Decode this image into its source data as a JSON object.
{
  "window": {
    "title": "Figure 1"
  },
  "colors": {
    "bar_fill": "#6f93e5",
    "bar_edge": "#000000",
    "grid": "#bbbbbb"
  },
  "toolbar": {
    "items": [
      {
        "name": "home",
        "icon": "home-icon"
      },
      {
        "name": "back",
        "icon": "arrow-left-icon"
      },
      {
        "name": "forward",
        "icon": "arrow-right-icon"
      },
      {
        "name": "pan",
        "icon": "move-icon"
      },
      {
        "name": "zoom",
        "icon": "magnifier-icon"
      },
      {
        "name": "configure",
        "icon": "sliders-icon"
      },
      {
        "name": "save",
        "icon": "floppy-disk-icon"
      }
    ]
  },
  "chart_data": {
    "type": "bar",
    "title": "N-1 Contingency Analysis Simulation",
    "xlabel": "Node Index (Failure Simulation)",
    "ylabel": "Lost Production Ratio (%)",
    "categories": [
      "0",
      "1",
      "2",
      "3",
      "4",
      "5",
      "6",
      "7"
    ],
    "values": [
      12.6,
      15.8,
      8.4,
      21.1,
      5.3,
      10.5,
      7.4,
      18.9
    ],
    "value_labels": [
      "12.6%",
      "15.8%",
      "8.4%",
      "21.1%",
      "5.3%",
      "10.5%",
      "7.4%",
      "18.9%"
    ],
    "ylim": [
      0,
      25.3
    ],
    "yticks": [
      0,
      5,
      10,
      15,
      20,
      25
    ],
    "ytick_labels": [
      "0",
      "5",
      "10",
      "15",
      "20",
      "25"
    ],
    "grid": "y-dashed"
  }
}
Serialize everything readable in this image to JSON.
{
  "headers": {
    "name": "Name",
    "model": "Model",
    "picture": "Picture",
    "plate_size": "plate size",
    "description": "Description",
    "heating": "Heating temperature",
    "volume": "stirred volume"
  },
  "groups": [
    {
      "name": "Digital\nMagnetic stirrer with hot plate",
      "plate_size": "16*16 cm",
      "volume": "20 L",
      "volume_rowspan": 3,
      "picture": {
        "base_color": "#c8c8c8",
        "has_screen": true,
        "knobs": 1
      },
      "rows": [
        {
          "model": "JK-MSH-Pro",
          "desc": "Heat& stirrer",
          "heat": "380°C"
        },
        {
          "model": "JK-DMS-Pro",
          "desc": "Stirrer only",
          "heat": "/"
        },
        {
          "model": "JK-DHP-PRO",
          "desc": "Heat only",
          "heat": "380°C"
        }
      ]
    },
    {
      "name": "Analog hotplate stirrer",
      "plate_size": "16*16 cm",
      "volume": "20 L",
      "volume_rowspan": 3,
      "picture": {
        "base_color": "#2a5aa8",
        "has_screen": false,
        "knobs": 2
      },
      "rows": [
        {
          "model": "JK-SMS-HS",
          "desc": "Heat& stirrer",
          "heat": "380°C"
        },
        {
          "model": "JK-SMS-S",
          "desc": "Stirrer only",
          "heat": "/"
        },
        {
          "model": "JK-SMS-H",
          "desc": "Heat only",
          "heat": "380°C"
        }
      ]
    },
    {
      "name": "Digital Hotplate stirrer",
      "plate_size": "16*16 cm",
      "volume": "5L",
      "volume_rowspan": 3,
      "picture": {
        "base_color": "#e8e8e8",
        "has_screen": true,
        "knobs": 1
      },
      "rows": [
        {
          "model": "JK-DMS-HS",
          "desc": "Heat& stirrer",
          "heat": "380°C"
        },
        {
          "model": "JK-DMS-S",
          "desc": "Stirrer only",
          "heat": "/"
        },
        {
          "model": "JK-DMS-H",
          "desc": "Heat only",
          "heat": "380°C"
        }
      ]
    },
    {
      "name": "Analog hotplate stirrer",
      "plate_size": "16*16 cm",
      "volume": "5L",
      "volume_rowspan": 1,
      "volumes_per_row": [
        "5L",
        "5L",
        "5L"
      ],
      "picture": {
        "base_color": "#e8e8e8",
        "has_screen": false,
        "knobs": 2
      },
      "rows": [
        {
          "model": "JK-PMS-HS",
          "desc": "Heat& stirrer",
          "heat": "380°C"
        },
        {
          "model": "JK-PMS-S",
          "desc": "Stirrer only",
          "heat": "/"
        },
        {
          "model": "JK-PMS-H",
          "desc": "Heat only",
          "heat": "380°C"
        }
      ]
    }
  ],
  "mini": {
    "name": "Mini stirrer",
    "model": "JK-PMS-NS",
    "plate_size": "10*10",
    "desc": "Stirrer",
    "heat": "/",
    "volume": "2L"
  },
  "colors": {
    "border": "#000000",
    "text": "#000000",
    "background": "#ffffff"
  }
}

++++++

* What the task asks: In the entries above, how many lines hold the word "JSON"? State the number and nothing else.

* Exercise result: 2